STATED PROBLEM
Reproduce this listing in full.

------------------------------------------------------------

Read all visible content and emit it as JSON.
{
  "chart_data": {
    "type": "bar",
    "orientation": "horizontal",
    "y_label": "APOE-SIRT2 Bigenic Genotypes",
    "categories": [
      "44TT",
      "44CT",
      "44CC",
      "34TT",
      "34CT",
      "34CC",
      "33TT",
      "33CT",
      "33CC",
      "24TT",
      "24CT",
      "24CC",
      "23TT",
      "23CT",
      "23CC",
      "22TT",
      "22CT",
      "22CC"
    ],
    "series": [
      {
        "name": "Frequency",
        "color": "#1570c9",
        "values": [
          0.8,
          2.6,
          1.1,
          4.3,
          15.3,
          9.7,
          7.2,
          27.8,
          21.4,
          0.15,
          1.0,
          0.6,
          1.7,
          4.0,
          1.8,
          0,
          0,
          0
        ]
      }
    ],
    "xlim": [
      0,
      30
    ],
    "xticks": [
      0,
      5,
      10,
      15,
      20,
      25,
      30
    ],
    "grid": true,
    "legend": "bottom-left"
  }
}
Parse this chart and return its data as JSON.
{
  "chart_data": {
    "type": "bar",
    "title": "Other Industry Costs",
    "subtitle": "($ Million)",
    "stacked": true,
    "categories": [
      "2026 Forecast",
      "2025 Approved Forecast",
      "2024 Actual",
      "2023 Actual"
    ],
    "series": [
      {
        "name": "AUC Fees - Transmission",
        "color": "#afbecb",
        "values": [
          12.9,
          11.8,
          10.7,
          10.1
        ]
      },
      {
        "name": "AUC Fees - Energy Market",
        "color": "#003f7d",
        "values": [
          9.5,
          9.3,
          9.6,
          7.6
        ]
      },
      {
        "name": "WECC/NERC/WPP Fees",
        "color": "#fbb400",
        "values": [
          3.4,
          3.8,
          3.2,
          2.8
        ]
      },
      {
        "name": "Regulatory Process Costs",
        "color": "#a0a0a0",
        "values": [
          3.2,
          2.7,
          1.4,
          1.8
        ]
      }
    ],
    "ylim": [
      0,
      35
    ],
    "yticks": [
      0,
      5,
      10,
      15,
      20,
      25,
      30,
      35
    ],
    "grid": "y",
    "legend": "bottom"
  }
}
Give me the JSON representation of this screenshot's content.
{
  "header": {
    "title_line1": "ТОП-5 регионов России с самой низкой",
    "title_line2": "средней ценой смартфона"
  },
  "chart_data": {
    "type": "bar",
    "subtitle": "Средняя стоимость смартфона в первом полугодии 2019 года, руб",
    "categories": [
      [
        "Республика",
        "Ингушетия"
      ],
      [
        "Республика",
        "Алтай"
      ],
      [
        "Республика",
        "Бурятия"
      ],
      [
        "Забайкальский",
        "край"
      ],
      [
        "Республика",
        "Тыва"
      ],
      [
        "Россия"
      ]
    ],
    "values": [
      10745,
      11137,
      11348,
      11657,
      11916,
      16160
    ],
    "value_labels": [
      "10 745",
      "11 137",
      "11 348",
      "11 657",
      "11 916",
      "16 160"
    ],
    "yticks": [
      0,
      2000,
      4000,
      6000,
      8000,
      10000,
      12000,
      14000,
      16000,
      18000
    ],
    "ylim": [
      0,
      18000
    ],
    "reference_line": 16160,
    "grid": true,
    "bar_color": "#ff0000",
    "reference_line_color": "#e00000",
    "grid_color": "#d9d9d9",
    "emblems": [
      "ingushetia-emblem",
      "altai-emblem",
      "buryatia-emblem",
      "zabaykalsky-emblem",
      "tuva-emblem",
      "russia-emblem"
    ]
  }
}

------------------------------------------------------------

COMPLETE RESPONSE
Read all visible content and emit it as JSON.
{
  "chart_data": {
    "type": "bar",
    "orientation": "horizontal",
    "y_label": "APOE-SIRT2 Bigenic Genotypes",
    "categories": [
      "44TT",
      "44CT",
      "44CC",
      "34TT",
      "34CT",
      "34CC",
      "33TT",
      "33CT",
      "33CC",
      "24TT",
      "24CT",
      "24CC",
      "23TT",
      "23CT",
      "23CC",
      "22TT",
      "22CT",
      "22CC"
    ],
    "series": [
      {
        "name": "Frequency",
        "color": "#1570c9",
        "values": [
          0.8,
          2.6,
          1.1,
          4.3,
          15.3,
          9.7,
          7.2,
          27.8,
          21.4,
          0.15,
          1.0,
          0.6,
          1.7,
          4.0,
          1.8,
          0,
          0,
          0
        ]
      }
    ],
    "xlim": [
      0,
      30
    ],
    "xticks": [
      0,
      5,
      10,
      15,
      20,
      25,
      30
    ],
    "grid": true,
    "legend": "bottom-left"
  }
}
Parse this chart and return its data as JSON.
{
  "chart_data": {
    "type": "bar",
    "title": "Other Industry Costs",
    "subtitle": "($ Million)",
    "stacked": true,
    "categories": [
      "2026 Forecast",
      "2025 Approved Forecast",
      "2024 Actual",
      "2023 Actual"
    ],
    "series": [
      {
        "name": "AUC Fees - Transmission",
        "color": "#afbecb",
        "values": [
          12.9,
          11.8,
          10.7,
          10.1
        ]
      },
      {
        "name": "AUC Fees - Energy Market",
        "color": "#003f7d",
        "values": [
          9.5,
          9.3,
          9.6,
          7.6
        ]
      },
      {
        "name": "WECC/NERC/WPP Fees",
        "color": "#fbb400",
        "values": [
          3.4,
          3.8,
          3.2,
          2.8
        ]
      },
      {
        "name": "Regulatory Process Costs",
        "color": "#a0a0a0",
        "values": [
          3.2,
          2.7,
          1.4,
          1.8
        ]
      }
    ],
    "ylim": [
      0,
      35
    ],
    "yticks": [
      0,
      5,
      10,
      15,
      20,
      25,
      30,
      35
    ],
    "grid": "y",
    "legend": "bottom"
  }
}
Give me the JSON representation of this screenshot's content.
{
  "header": {
    "title_line1": "ТОП-5 регионов России с самой низкой",
    "title_line2": "средней ценой смартфона"
  },
  "chart_data": {
    "type": "bar",
    "subtitle": "Средняя стоимость смартфона в первом полугодии 2019 года, руб",
    "categories": [
      [
        "Республика",
        "Ингушетия"
      ],
      [
        "Республика",
        "Алтай"
      ],
      [
        "Республика",
        "Бурятия"
      ],
      [
        "Забайкальский",
        "край"
      ],
      [
        "Республика",
        "Тыва"
      ],
      [
        "Россия"
      ]
    ],
    "values": [
      10745,
      11137,
      11348,
      11657,
      11916,
      16160
    ],
    "value_labels": [
      "10 745",
      "11 137",
      "11 348",
      "11 657",
      "11 916",
      "16 160"
    ],
    "yticks": [
      0,
      2000,
      4000,
      6000,
      8000,
      10000,
      12000,
      14000,
      16000,
      18000
    ],
    "ylim": [
      0,
      18000
    ],
    "reference_line": 16160,
    "grid": true,
    "bar_color": "#ff0000",
    "reference_line_color": "#e00000",
    "grid_color": "#d9d9d9",
    "emblems": [
      "ingushetia-emblem",
      "altai-emblem",
      "buryatia-emblem",
      "zabaykalsky-emblem",
      "tuva-emblem",
      "russia-emblem"
    ]
  }
}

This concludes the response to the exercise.